----- Dataset entries

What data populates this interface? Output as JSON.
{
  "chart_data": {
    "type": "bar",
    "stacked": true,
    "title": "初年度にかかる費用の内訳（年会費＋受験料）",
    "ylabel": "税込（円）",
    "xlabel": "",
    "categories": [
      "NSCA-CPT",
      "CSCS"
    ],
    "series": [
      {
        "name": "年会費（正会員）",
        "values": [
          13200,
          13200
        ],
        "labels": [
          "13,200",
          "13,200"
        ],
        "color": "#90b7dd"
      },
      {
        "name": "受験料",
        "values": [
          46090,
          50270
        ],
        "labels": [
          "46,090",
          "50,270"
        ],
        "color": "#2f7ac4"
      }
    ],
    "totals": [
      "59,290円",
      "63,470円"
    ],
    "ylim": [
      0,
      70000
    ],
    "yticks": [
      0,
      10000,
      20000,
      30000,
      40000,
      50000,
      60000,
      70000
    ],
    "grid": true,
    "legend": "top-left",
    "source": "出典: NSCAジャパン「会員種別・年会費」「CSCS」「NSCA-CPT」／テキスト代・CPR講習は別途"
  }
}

----------

Work to do → Look through the entries and return every line where "CSCS" appears.

Answer to the task →
      "CSCS"
    "source": "出典: NSCAジャパン「会員種別・年会費」「CSCS」「NSCA-CPT」／テキスト代・CPR講習は別途"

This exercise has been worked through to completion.